Data for processing:

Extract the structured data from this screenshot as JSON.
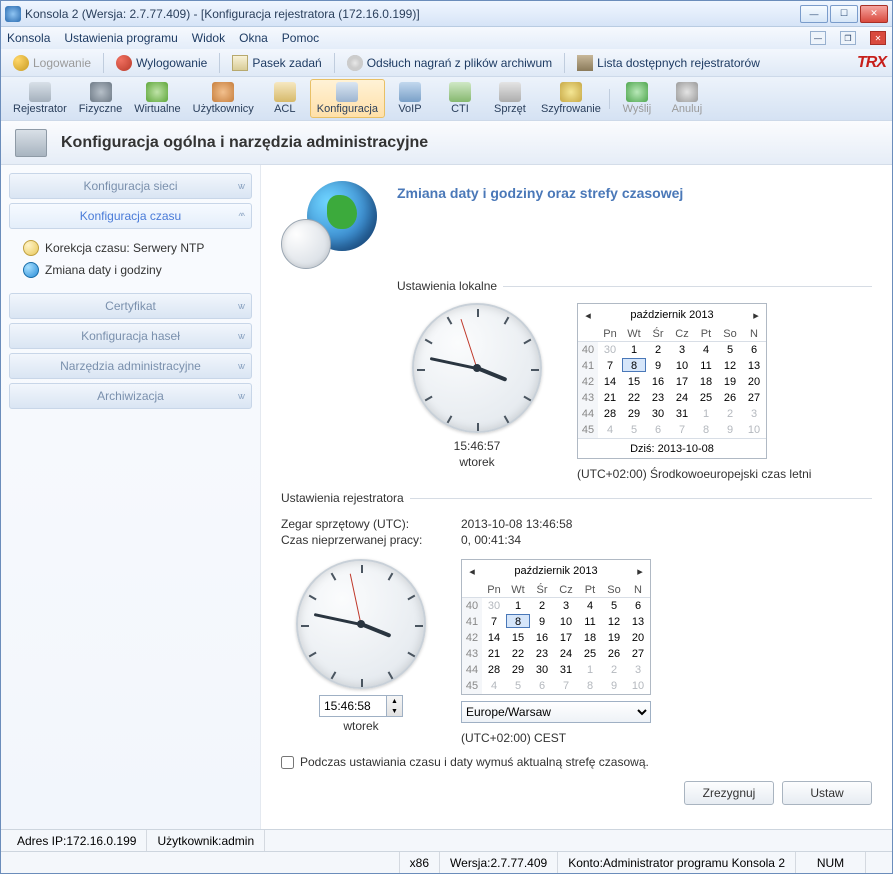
{
  "window": {
    "title": "Konsola 2 (Wersja:  2.7.77.409) - [Konfiguracja rejestratora (172.16.0.199)]"
  },
  "menubar": [
    "Konsola",
    "Ustawienia programu",
    "Widok",
    "Okna",
    "Pomoc"
  ],
  "toolbar1": {
    "login": "Logowanie",
    "logout": "Wylogowanie",
    "taskbar": "Pasek zadań",
    "archive": "Odsłuch nagrań z plików archiwum",
    "recorders": "Lista dostępnych rejestratorów",
    "logo": "TRX"
  },
  "toolbar2": [
    "Rejestrator",
    "Fizyczne",
    "Wirtualne",
    "Użytkownicy",
    "ACL",
    "Konfiguracja",
    "VoIP",
    "CTI",
    "Sprzęt",
    "Szyfrowanie",
    "Wyślij",
    "Anuluj"
  ],
  "page_header": "Konfiguracja ogólna i narzędzia administracyjne",
  "sidebar": {
    "items": [
      {
        "label": "Konfiguracja sieci",
        "expanded": false
      },
      {
        "label": "Konfiguracja czasu",
        "expanded": true,
        "children": [
          {
            "label": "Korekcja czasu: Serwery NTP"
          },
          {
            "label": "Zmiana daty i godziny"
          }
        ]
      },
      {
        "label": "Certyfikat",
        "expanded": false
      },
      {
        "label": "Konfiguracja haseł",
        "expanded": false
      },
      {
        "label": "Narzędzia administracyjne",
        "expanded": false
      },
      {
        "label": "Archiwizacja",
        "expanded": false
      }
    ]
  },
  "content": {
    "title": "Zmiana daty i godziny oraz strefy czasowej",
    "local_legend": "Ustawienia lokalne",
    "rec_legend": "Ustawienia rejestratora",
    "clock1_time": "15:46:57",
    "clock1_day": "wtorek",
    "clock2_time": "15:46:58",
    "clock2_day": "wtorek",
    "tz_local": "(UTC+02:00) Środkowoeuropejski czas letni",
    "hw_clock_label": "Zegar sprzętowy (UTC):",
    "hw_clock_value": "2013-10-08 13:46:58",
    "uptime_label": "Czas nieprzerwanej pracy:",
    "uptime_value": "0, 00:41:34",
    "tz_select": "Europe/Warsaw",
    "tz_rec": "(UTC+02:00) CEST",
    "force_tz": "Podczas ustawiania czasu i daty wymuś aktualną strefę czasową.",
    "btn_cancel": "Zrezygnuj",
    "btn_set": "Ustaw"
  },
  "calendar": {
    "title": "październik 2013",
    "dow": [
      "Pn",
      "Wt",
      "Śr",
      "Cz",
      "Pt",
      "So",
      "N"
    ],
    "weeks": [
      {
        "wk": "40",
        "days": [
          {
            "d": "30",
            "dim": true
          },
          {
            "d": "1"
          },
          {
            "d": "2"
          },
          {
            "d": "3"
          },
          {
            "d": "4"
          },
          {
            "d": "5"
          },
          {
            "d": "6"
          }
        ]
      },
      {
        "wk": "41",
        "days": [
          {
            "d": "7"
          },
          {
            "d": "8",
            "sel": true
          },
          {
            "d": "9"
          },
          {
            "d": "10"
          },
          {
            "d": "11"
          },
          {
            "d": "12"
          },
          {
            "d": "13"
          }
        ]
      },
      {
        "wk": "42",
        "days": [
          {
            "d": "14"
          },
          {
            "d": "15"
          },
          {
            "d": "16"
          },
          {
            "d": "17"
          },
          {
            "d": "18"
          },
          {
            "d": "19"
          },
          {
            "d": "20"
          }
        ]
      },
      {
        "wk": "43",
        "days": [
          {
            "d": "21"
          },
          {
            "d": "22"
          },
          {
            "d": "23"
          },
          {
            "d": "24"
          },
          {
            "d": "25"
          },
          {
            "d": "26"
          },
          {
            "d": "27"
          }
        ]
      },
      {
        "wk": "44",
        "days": [
          {
            "d": "28"
          },
          {
            "d": "29"
          },
          {
            "d": "30"
          },
          {
            "d": "31"
          },
          {
            "d": "1",
            "dim": true
          },
          {
            "d": "2",
            "dim": true
          },
          {
            "d": "3",
            "dim": true
          }
        ]
      },
      {
        "wk": "45",
        "days": [
          {
            "d": "4",
            "dim": true
          },
          {
            "d": "5",
            "dim": true
          },
          {
            "d": "6",
            "dim": true
          },
          {
            "d": "7",
            "dim": true
          },
          {
            "d": "8",
            "dim": true
          },
          {
            "d": "9",
            "dim": true
          },
          {
            "d": "10",
            "dim": true
          }
        ]
      }
    ],
    "today": "Dziś: 2013-10-08"
  },
  "status1": {
    "ip_label": "Adres IP: ",
    "ip": "172.16.0.199",
    "user_label": "Użytkownik: ",
    "user": "admin"
  },
  "status2": {
    "arch": "x86",
    "ver_label": "Wersja: ",
    "ver": "2.7.77.409",
    "acct_label": "Konto: ",
    "acct": "Administrator programu Konsola 2",
    "num": "NUM"
  }
}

What the exercise asks:
Report how many lines of the listing hold the word "czasu", with nothing but the number.

Output:
3